WHAT IS NEEDED: Resume the blog post about unexpected plot twists in the writer's life, continuing right after its final sentence.

SUPPLIED TEXT:
====

Friday, March 20, 2020

Plot Twist!



When I was a kid I wanted to be a famous actress, a writer, or a teacher.  The problem with the famous actress goal was that I was pretty shy.  I've never earned a living from it, but I have actually always been a writer.  My third grade teacher, Mrs. Otopaul helped me to develop that. I remember she had these folders with pictures from magazines.  Our job was to choose a picture and write a story about it.  Then at some point we would read our story to the class.  From there, I started to write my own books.  No one else ever saw those books, but I remember working on them.  Mrs. Otopaul was my favorite teacher ever, and I know it was her influence and creativity that made me want to be a teacher. The great thing about being a teacher is you do get to be an actor, writer, artist, nurse, counselor and so many other jobs all rolled into one.


As a teacher I have always loved teaching reading and writing.  I stressed with my students the important parts of good story structure.  You need interesting characters, a story setting, and then you develop your plot.  After you have introduced your characters, those characters will encounter problems.  To keep things interesting you will have plot twists that build interest and suspense, until there is a resolution and closing to your story.

Real life tends to be that way too, and recently we have had a lot of unexpected plot twists. Last fall I was struggling with getting back into school routine after working at the Greater Des Moines Botanical Garden during the summer.  I wanted to keep my hand in at the Botanical Garden by working on weekends there, at the same time as I was doing my AmeriCorps Reading tutoring four days a week.  I was feeling a bit overwhelmed.  I told myself that if I continued to feel this way, I gave myself permission to change what I was doing after the beginning of the year.

====

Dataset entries

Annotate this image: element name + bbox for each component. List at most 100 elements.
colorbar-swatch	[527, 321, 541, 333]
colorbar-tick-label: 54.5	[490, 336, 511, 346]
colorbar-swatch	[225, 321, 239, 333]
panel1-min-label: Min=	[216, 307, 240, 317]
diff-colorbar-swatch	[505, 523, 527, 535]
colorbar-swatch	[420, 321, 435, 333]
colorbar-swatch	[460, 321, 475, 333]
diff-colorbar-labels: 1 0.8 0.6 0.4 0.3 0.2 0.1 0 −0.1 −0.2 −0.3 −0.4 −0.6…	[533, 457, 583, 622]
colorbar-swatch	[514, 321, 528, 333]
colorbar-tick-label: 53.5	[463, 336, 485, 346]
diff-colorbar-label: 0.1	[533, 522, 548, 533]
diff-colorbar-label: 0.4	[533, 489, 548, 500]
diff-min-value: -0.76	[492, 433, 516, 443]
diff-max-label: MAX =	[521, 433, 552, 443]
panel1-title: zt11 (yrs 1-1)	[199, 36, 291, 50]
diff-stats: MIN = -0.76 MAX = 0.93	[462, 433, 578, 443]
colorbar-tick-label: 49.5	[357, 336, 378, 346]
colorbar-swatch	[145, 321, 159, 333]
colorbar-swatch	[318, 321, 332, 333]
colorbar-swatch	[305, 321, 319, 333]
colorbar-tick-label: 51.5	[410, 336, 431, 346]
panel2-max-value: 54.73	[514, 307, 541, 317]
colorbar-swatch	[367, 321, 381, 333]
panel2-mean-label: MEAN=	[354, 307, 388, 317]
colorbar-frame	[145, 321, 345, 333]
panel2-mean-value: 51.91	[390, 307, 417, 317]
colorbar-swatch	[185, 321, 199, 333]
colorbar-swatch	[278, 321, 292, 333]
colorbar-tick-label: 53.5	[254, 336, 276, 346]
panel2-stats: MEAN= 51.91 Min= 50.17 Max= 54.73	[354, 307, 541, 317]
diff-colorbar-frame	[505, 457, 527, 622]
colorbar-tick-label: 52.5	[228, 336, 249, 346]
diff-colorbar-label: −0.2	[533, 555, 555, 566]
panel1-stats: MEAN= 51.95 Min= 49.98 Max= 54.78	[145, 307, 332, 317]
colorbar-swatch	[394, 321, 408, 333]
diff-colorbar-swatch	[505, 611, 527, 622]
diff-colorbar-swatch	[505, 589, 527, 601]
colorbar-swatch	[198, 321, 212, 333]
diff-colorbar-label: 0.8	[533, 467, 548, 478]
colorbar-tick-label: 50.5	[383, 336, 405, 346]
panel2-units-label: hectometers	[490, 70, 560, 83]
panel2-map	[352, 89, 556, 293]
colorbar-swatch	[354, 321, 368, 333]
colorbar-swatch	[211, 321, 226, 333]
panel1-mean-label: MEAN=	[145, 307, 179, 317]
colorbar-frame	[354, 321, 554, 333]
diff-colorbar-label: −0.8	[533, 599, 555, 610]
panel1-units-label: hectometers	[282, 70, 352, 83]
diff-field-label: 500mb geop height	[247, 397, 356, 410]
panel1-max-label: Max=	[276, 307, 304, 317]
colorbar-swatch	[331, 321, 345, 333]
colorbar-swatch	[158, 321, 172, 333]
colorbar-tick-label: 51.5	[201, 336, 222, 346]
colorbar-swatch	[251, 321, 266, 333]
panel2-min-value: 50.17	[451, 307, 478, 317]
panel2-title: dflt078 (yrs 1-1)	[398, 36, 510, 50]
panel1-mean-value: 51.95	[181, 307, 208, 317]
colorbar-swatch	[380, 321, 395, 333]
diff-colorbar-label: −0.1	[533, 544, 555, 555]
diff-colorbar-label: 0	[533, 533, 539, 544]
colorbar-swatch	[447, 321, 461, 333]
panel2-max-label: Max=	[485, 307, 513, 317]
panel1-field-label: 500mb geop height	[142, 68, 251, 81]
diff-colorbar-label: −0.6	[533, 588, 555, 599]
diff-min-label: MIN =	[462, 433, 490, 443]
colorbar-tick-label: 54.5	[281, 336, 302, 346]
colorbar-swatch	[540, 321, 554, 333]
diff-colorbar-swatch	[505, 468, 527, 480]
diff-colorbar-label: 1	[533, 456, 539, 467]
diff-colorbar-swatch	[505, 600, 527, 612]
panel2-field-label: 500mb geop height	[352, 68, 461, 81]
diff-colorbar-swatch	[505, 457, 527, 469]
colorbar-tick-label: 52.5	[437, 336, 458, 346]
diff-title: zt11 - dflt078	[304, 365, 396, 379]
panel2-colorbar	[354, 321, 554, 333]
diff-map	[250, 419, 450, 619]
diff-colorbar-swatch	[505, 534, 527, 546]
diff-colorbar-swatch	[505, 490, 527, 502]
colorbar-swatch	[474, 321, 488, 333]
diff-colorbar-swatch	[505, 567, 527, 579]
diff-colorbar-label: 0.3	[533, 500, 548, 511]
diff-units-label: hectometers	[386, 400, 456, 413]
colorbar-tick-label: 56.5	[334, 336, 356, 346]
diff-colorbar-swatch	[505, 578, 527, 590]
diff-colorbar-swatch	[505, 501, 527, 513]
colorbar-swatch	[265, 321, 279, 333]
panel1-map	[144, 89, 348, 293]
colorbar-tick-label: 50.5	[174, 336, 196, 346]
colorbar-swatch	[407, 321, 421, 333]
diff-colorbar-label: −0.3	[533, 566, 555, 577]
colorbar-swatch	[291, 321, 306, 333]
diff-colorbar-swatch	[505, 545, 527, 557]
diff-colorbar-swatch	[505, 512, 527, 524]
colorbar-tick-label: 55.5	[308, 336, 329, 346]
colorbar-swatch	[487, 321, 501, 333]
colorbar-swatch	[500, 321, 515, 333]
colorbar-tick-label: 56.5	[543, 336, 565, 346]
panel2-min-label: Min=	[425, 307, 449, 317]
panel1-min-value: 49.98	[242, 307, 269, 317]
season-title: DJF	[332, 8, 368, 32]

====

TASK RESPONSE:
Plot Twist!  I have been having more problems with my asthma.  I was telling my doctor this when I had my annual physical in October.  She was concerned and referred me to a pulmonologist, who then referred me to a cardiologist.  Lots of lung and heart tests followed. As all this was going on, and the anxiety increased, I had increased breathing problems. I began to wonder if issues with my health were going to determine how I spent my time.  The good news, none of the tests showed heart damage.

Plot Twist!  I did get referred for a sleep study.  It turns out I have sleep apnea, and I am now adjusting to using a CPAP machine.

Things settled back into a routine, and I learned how to better balance my work at Phillips and my work at the botanical garden.  As an AmeriCorp Tutor, I knew this would be my last year.  AmeriCorps operates on a grant, and you are only allowed to have four contracts.  This is my fourth, so now is the time to think about how I want to spend my time in the future.  What things are most important to me?  What makes me happy?  Would I be happy spending all my time at home, as some people do in retirement?

Plot Twist!  The Coronavirus began to make it's way around the world.  After hitting China, Italy, Spain and other countries hard, it made it's way to the United States. Schools are closed, restaurants and stores are closed.  The Greater Des Moines Botanical Garden is closed.  Instead of enjoying our usual spring break activities, we are practicing social distancing and self quarantine.  In less than a week's time life has changed drastically.

My son lives in Madrid, Spain, which has been hard hit by this pandemic.  This virus is just taking hold in the United States.  Here is where people have to confront and resolve the problems, and hopefully gain some self realization.

We don't yet know what the outcome to this story is.  How many people will become ill?  How many will die?   Could it happen to me or someone I love?  What kind of economic impact will this have?

While we don't know the final outcome to this story, as the main characters, we can decide how we are going to approach these problems.  Do we deny the reality of things that are happening?  Do we let terror and fear take over?  Do we just keep going?  My goal is to learn what I can from this situation. It is a terrible situation, but I want to find the positives where ever I can.

 I am already watching as family and friends are finding creative ways to reach out and connect with each other.  Teachers are finding ways to connect with students and provide instructional opportunities.  Coworkers are working to get food into the hands and stomachs of kids who need it. People are meeting using apps like Zoom,Skype, or Microsoft Teams. It makes me proud to be connected to these people.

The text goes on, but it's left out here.